**Task statement**.
Figure out how many lines of the material below contain the word "Read". Answer with the number only.

# # # #

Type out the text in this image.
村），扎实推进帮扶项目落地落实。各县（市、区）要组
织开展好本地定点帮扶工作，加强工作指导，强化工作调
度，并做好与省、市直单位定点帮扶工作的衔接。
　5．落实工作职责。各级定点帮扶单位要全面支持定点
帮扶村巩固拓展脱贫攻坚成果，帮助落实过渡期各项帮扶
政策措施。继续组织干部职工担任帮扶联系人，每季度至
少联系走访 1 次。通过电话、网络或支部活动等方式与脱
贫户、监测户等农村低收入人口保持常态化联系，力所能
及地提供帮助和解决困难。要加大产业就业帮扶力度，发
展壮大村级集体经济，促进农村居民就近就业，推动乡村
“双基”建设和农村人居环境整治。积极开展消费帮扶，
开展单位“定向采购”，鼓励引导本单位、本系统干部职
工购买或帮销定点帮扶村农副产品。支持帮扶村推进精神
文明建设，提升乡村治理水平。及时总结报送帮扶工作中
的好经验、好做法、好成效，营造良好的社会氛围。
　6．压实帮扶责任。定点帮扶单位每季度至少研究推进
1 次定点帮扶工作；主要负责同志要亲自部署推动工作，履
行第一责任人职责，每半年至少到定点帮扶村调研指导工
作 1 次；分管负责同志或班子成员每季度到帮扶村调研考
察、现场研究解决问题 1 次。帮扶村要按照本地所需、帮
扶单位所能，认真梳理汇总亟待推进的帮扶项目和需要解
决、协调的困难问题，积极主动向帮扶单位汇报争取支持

# # # #

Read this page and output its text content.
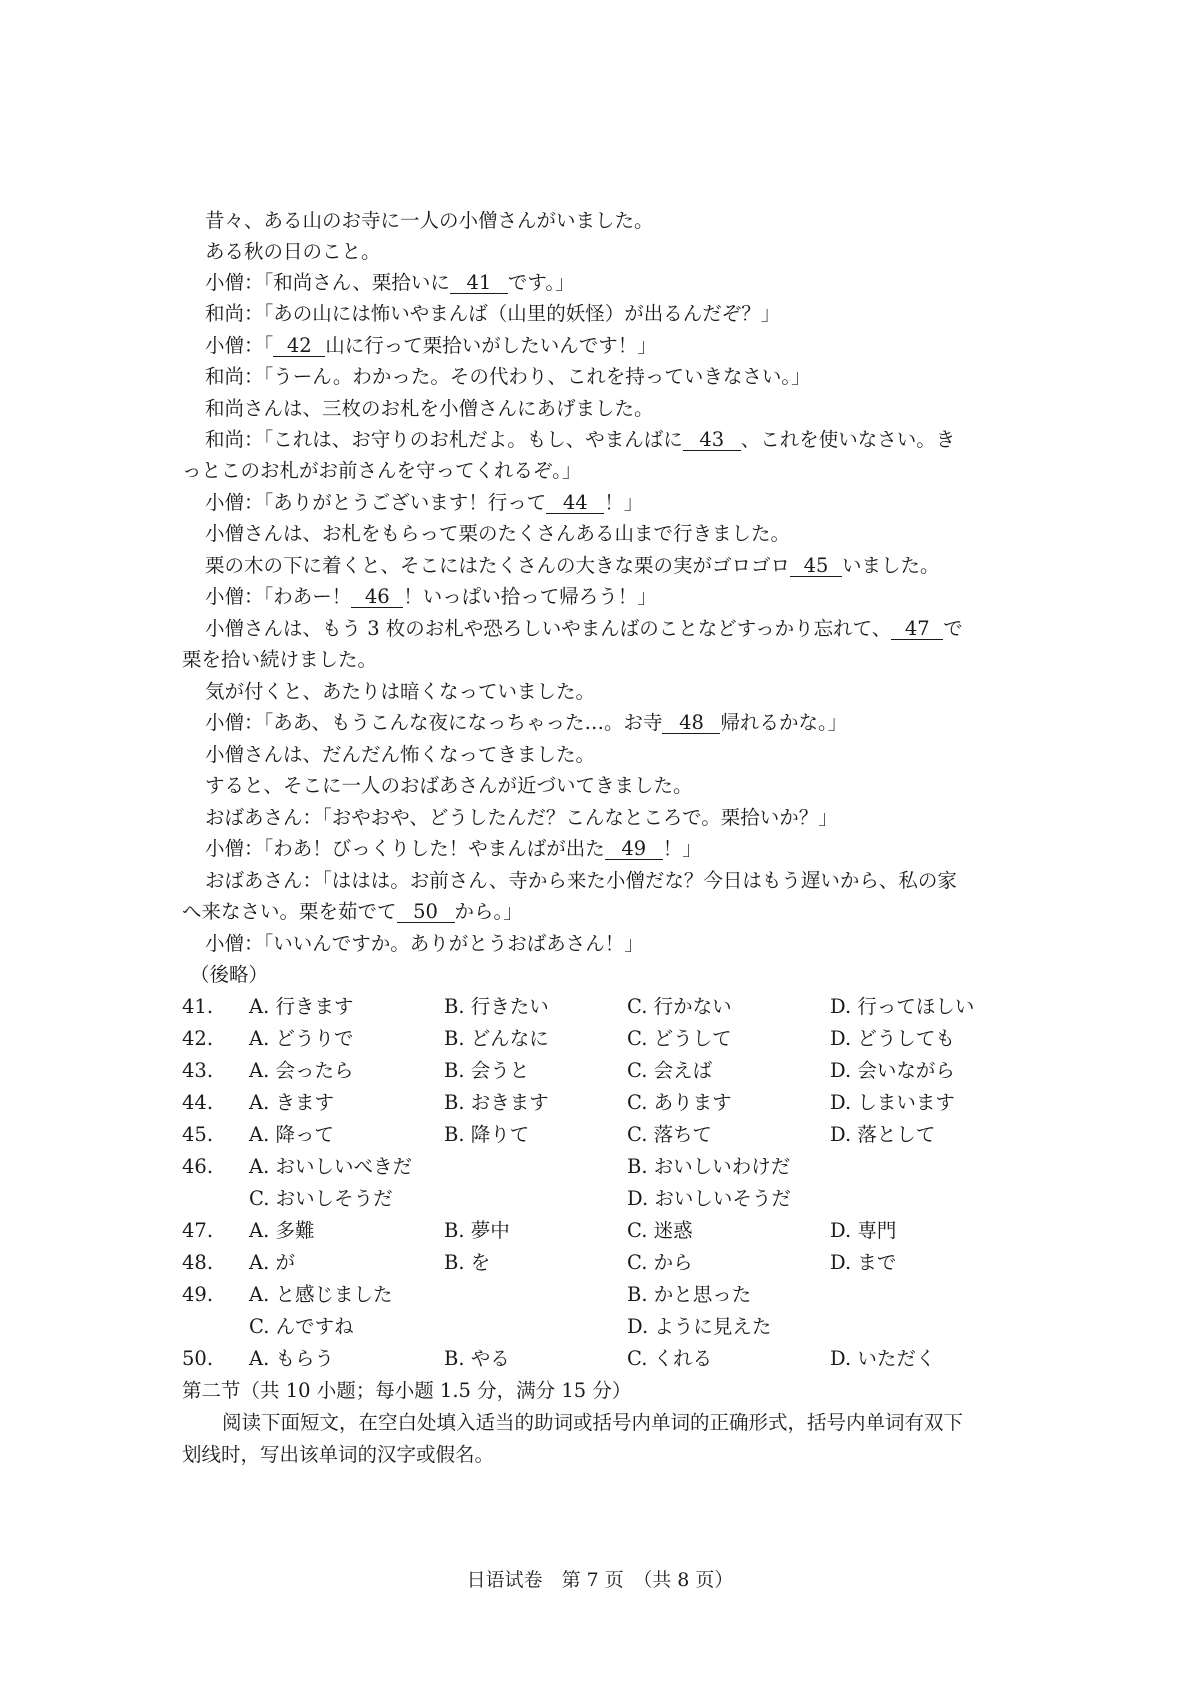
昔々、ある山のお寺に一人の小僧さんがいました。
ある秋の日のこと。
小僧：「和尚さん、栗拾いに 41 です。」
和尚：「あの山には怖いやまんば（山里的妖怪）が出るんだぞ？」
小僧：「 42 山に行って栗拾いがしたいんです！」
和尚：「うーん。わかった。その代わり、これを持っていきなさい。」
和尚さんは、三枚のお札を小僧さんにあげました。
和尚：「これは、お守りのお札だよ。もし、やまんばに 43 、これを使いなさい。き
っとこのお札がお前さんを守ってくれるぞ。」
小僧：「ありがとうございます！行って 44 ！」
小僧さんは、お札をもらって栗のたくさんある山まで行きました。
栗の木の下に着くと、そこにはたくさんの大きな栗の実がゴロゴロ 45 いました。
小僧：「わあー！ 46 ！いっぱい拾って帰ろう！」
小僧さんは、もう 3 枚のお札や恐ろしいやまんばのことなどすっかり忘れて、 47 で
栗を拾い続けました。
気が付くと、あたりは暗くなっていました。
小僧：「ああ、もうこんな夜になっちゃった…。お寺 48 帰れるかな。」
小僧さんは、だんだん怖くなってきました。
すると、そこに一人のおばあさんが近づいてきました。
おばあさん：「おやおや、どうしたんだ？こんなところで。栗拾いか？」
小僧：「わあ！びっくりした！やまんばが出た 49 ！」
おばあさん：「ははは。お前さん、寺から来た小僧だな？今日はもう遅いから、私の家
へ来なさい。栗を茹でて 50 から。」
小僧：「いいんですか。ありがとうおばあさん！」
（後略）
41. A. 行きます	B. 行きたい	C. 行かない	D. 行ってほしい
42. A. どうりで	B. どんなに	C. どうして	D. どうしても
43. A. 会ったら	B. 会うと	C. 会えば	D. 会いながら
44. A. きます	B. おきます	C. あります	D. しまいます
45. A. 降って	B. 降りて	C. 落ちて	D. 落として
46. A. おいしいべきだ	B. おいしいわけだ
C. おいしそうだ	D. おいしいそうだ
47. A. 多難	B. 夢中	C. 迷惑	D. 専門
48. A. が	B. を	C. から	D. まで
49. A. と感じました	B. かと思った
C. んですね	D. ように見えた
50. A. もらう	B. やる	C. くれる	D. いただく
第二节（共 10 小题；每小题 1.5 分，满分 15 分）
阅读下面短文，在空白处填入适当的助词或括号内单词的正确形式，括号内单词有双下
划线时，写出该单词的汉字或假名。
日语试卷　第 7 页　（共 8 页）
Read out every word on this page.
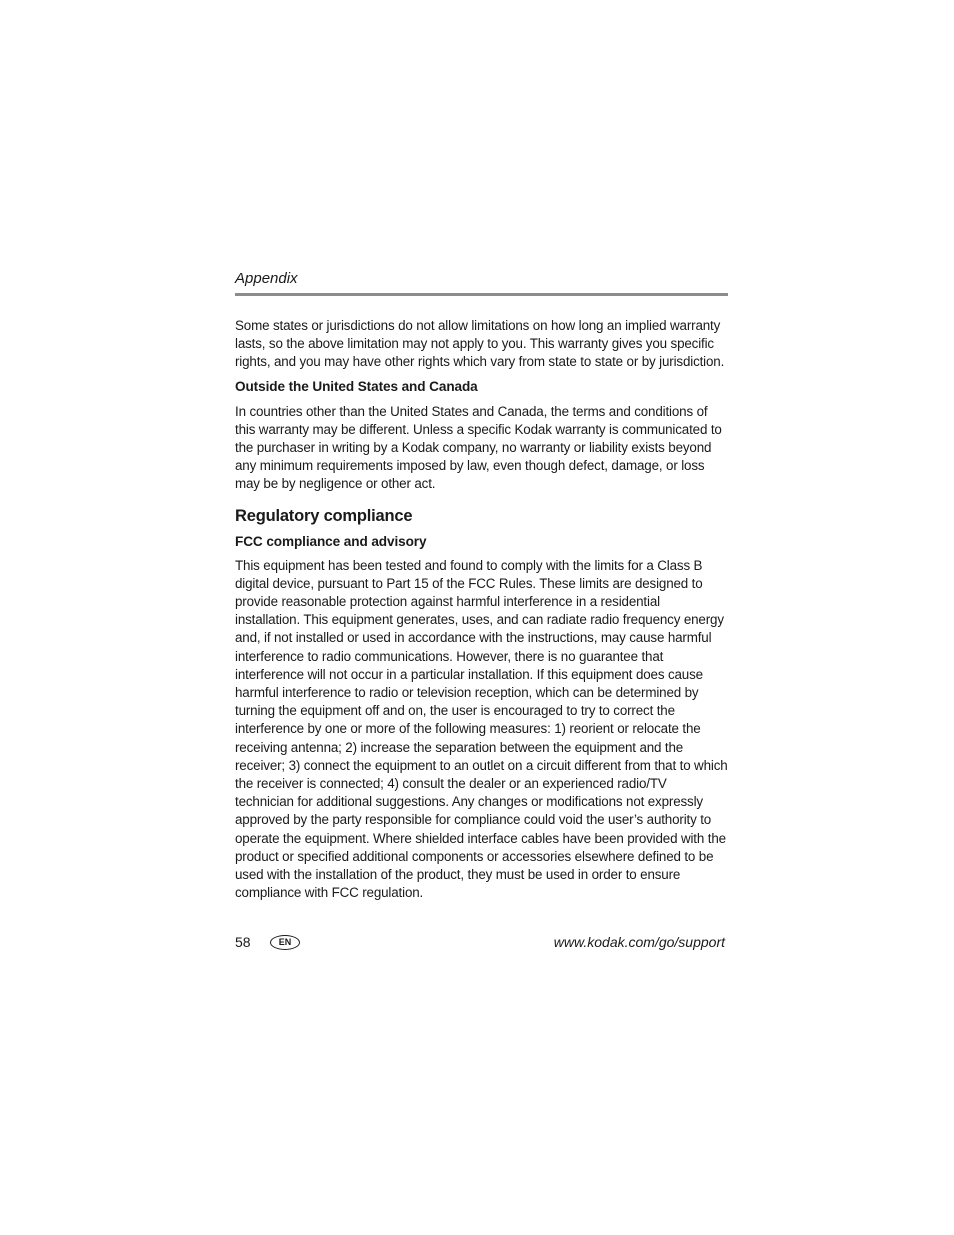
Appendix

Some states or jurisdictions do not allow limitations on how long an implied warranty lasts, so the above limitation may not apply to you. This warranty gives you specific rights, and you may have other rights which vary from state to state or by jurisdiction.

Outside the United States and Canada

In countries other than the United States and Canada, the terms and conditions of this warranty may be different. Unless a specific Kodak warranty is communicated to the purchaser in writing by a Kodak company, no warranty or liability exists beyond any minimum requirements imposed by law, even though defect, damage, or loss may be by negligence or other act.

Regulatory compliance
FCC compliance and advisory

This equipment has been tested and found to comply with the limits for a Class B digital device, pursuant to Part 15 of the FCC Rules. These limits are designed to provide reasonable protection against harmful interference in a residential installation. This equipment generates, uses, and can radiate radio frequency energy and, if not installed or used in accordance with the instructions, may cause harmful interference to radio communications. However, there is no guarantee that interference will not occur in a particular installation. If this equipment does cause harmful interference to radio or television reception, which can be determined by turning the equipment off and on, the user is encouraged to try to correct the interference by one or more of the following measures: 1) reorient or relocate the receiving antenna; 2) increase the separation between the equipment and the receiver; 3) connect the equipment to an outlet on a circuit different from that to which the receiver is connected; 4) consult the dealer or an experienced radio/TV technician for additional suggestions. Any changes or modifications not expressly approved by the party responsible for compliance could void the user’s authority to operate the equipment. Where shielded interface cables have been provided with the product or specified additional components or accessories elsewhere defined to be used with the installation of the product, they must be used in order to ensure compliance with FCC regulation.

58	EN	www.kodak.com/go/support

# # # #

**Answer to the task**.
2